### PROVIDED RECORDS

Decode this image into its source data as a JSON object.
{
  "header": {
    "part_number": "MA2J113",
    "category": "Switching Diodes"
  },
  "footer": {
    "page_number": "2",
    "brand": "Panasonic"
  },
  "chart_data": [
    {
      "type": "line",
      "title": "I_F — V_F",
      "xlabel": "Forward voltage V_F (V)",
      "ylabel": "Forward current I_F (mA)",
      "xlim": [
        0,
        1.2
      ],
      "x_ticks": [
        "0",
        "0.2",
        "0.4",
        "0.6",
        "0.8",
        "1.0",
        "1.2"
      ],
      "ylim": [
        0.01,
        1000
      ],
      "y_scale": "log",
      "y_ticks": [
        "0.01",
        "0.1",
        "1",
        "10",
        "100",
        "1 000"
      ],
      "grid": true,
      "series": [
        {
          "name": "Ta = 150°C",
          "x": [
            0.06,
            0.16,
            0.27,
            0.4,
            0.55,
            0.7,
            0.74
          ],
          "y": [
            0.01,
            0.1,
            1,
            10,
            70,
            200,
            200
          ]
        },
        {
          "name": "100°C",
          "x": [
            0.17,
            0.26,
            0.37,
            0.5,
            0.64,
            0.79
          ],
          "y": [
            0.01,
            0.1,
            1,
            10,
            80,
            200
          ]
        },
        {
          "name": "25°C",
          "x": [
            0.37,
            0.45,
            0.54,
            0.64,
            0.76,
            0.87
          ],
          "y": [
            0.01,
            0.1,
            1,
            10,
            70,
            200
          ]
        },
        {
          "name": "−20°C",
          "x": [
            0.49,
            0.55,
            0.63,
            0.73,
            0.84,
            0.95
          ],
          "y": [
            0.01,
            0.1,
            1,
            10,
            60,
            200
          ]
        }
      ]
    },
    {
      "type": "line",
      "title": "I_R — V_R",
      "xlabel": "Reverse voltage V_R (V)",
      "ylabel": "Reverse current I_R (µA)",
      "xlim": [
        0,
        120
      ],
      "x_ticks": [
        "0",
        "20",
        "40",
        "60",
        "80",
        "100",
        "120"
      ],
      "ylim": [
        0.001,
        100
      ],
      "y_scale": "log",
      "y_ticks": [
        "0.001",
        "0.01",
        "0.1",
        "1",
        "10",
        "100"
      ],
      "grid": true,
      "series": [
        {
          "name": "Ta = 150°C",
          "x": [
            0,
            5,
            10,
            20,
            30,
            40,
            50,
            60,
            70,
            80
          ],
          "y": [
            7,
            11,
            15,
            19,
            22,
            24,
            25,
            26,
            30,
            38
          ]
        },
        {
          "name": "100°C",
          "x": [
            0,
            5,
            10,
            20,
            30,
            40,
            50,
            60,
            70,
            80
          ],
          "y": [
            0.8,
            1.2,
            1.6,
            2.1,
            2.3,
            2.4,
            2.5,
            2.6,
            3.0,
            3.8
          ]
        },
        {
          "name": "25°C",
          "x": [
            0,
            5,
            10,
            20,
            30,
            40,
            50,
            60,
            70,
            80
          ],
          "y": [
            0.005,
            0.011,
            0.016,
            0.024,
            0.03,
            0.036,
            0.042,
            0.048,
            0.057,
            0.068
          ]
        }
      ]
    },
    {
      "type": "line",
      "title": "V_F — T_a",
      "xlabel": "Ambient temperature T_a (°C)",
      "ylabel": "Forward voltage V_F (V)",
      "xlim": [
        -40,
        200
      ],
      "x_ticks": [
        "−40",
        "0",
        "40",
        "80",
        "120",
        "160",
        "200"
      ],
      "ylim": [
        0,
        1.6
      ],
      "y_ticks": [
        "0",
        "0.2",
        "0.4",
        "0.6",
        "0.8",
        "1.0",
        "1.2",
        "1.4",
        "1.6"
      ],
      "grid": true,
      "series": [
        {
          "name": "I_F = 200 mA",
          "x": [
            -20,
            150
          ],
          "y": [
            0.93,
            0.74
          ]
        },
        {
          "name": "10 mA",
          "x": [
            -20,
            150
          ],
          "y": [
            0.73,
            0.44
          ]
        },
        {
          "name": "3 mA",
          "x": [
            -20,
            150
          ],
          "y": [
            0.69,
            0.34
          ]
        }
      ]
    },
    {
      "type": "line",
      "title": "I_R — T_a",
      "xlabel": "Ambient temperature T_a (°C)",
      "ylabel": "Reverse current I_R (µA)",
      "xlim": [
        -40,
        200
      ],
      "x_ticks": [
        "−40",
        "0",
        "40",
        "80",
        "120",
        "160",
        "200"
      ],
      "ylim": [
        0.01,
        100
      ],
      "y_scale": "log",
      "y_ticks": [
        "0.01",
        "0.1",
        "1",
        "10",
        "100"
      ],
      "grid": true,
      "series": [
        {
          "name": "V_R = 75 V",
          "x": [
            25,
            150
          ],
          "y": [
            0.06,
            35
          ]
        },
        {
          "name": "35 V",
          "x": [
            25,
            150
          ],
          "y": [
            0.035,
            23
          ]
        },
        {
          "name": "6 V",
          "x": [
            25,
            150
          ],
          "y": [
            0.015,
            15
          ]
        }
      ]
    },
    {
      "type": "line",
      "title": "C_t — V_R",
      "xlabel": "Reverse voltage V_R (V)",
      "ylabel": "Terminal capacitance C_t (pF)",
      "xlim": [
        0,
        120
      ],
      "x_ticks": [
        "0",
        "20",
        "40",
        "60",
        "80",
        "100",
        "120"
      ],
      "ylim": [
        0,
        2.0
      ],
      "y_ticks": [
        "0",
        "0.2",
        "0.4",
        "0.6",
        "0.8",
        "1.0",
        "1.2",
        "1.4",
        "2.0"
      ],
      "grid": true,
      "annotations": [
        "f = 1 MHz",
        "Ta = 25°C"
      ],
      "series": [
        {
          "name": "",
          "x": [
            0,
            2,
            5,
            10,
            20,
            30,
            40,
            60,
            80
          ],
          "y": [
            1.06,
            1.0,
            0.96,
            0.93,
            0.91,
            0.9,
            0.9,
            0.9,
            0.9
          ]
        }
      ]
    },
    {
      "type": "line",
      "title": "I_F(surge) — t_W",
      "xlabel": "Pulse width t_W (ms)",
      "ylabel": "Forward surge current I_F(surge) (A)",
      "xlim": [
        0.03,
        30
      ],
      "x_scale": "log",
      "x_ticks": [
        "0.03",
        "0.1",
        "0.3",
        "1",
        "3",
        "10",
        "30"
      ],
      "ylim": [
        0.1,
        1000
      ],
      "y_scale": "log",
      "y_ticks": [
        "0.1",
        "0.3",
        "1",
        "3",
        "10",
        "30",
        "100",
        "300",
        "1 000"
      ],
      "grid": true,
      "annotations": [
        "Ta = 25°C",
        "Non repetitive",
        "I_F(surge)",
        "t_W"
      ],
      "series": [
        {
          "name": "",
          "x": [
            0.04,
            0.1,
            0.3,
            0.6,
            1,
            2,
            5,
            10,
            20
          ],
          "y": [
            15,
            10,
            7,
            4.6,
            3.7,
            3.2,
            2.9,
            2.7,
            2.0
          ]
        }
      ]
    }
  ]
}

######

-- DIRECTION --
Every entry should be output exactly as written, please.

-- SOLUTION TO THE EXERCISE --
Decode this image into its source data as a JSON object.
{
  "header": {
    "part_number": "MA2J113",
    "category": "Switching Diodes"
  },
  "footer": {
    "page_number": "2",
    "brand": "Panasonic"
  },
  "chart_data": [
    {
      "type": "line",
      "title": "I_F — V_F",
      "xlabel": "Forward voltage V_F (V)",
      "ylabel": "Forward current I_F (mA)",
      "xlim": [
        0,
        1.2
      ],
      "x_ticks": [
        "0",
        "0.2",
        "0.4",
        "0.6",
        "0.8",
        "1.0",
        "1.2"
      ],
      "ylim": [
        0.01,
        1000
      ],
      "y_scale": "log",
      "y_ticks": [
        "0.01",
        "0.1",
        "1",
        "10",
        "100",
        "1 000"
      ],
      "grid": true,
      "series": [
        {
          "name": "Ta = 150°C",
          "x": [
            0.06,
            0.16,
            0.27,
            0.4,
            0.55,
            0.7,
            0.74
          ],
          "y": [
            0.01,
            0.1,
            1,
            10,
            70,
            200,
            200
          ]
        },
        {
          "name": "100°C",
          "x": [
            0.17,
            0.26,
            0.37,
            0.5,
            0.64,
            0.79
          ],
          "y": [
            0.01,
            0.1,
            1,
            10,
            80,
            200
          ]
        },
        {
          "name": "25°C",
          "x": [
            0.37,
            0.45,
            0.54,
            0.64,
            0.76,
            0.87
          ],
          "y": [
            0.01,
            0.1,
            1,
            10,
            70,
            200
          ]
        },
        {
          "name": "−20°C",
          "x": [
            0.49,
            0.55,
            0.63,
            0.73,
            0.84,
            0.95
          ],
          "y": [
            0.01,
            0.1,
            1,
            10,
            60,
            200
          ]
        }
      ]
    },
    {
      "type": "line",
      "title": "I_R — V_R",
      "xlabel": "Reverse voltage V_R (V)",
      "ylabel": "Reverse current I_R (µA)",
      "xlim": [
        0,
        120
      ],
      "x_ticks": [
        "0",
        "20",
        "40",
        "60",
        "80",
        "100",
        "120"
      ],
      "ylim": [
        0.001,
        100
      ],
      "y_scale": "log",
      "y_ticks": [
        "0.001",
        "0.01",
        "0.1",
        "1",
        "10",
        "100"
      ],
      "grid": true,
      "series": [
        {
          "name": "Ta = 150°C",
          "x": [
            0,
            5,
            10,
            20,
            30,
            40,
            50,
            60,
            70,
            80
          ],
          "y": [
            7,
            11,
            15,
            19,
            22,
            24,
            25,
            26,
            30,
            38
          ]
        },
        {
          "name": "100°C",
          "x": [
            0,
            5,
            10,
            20,
            30,
            40,
            50,
            60,
            70,
            80
          ],
          "y": [
            0.8,
            1.2,
            1.6,
            2.1,
            2.3,
            2.4,
            2.5,
            2.6,
            3.0,
            3.8
          ]
        },
        {
          "name": "25°C",
          "x": [
            0,
            5,
            10,
            20,
            30,
            40,
            50,
            60,
            70,
            80
          ],
          "y": [
            0.005,
            0.011,
            0.016,
            0.024,
            0.03,
            0.036,
            0.042,
            0.048,
            0.057,
            0.068
          ]
        }
      ]
    },
    {
      "type": "line",
      "title": "V_F — T_a",
      "xlabel": "Ambient temperature T_a (°C)",
      "ylabel": "Forward voltage V_F (V)",
      "xlim": [
        -40,
        200
      ],
      "x_ticks": [
        "−40",
        "0",
        "40",
        "80",
        "120",
        "160",
        "200"
      ],
      "ylim": [
        0,
        1.6
      ],
      "y_ticks": [
        "0",
        "0.2",
        "0.4",
        "0.6",
        "0.8",
        "1.0",
        "1.2",
        "1.4",
        "1.6"
      ],
      "grid": true,
      "series": [
        {
          "name": "I_F = 200 mA",
          "x": [
            -20,
            150
          ],
          "y": [
            0.93,
            0.74
          ]
        },
        {
          "name": "10 mA",
          "x": [
            -20,
            150
          ],
          "y": [
            0.73,
            0.44
          ]
        },
        {
          "name": "3 mA",
          "x": [
            -20,
            150
          ],
          "y": [
            0.69,
            0.34
          ]
        }
      ]
    },
    {
      "type": "line",
      "title": "I_R — T_a",
      "xlabel": "Ambient temperature T_a (°C)",
      "ylabel": "Reverse current I_R (µA)",
      "xlim": [
        -40,
        200
      ],
      "x_ticks": [
        "−40",
        "0",
        "40",
        "80",
        "120",
        "160",
        "200"
      ],
      "ylim": [
        0.01,
        100
      ],
      "y_scale": "log",
      "y_ticks": [
        "0.01",
        "0.1",
        "1",
        "10",
        "100"
      ],
      "grid": true,
      "series": [
        {
          "name": "V_R = 75 V",
          "x": [
            25,
            150
          ],
          "y": [
            0.06,
            35
          ]
        },
        {
          "name": "35 V",
          "x": [
            25,
            150
          ],
          "y": [
            0.035,
            23
          ]
        },
        {
          "name": "6 V",
          "x": [
            25,
            150
          ],
          "y": [
            0.015,
            15
          ]
        }
      ]
    },
    {
      "type": "line",
      "title": "C_t — V_R",
      "xlabel": "Reverse voltage V_R (V)",
      "ylabel": "Terminal capacitance C_t (pF)",
      "xlim": [
        0,
        120
      ],
      "x_ticks": [
        "0",
        "20",
        "40",
        "60",
        "80",
        "100",
        "120"
      ],
      "ylim": [
        0,
        2.0
      ],
      "y_ticks": [
        "0",
        "0.2",
        "0.4",
        "0.6",
        "0.8",
        "1.0",
        "1.2",
        "1.4",
        "2.0"
      ],
      "grid": true,
      "annotations": [
        "f = 1 MHz",
        "Ta = 25°C"
      ],
      "series": [
        {
          "name": "",
          "x": [
            0,
            2,
            5,
            10,
            20,
            30,
            40,
            60,
            80
          ],
          "y": [
            1.06,
            1.0,
            0.96,
            0.93,
            0.91,
            0.9,
            0.9,
            0.9,
            0.9
          ]
        }
      ]
    },
    {
      "type": "line",
      "title": "I_F(surge) — t_W",
      "xlabel": "Pulse width t_W (ms)",
      "ylabel": "Forward surge current I_F(surge) (A)",
      "xlim": [
        0.03,
        30
      ],
      "x_scale": "log",
      "x_ticks": [
        "0.03",
        "0.1",
        "0.3",
        "1",
        "3",
        "10",
        "30"
      ],
      "ylim": [
        0.1,
        1000
      ],
      "y_scale": "log",
      "y_ticks": [
        "0.1",
        "0.3",
        "1",
        "3",
        "10",
        "30",
        "100",
        "300",
        "1 000"
      ],
      "grid": true,
      "annotations": [
        "Ta = 25°C",
        "Non repetitive",
        "I_F(surge)",
        "t_W"
      ],
      "series": [
        {
          "name": "",
          "x": [
            0.04,
            0.1,
            0.3,
            0.6,
            1,
            2,
            5,
            10,
            20
          ],
          "y": [
            15,
            10,
            7,
            4.6,
            3.7,
            3.2,
            2.9,
            2.7,
            2.0
          ]
        }
      ]
    }
  ]
}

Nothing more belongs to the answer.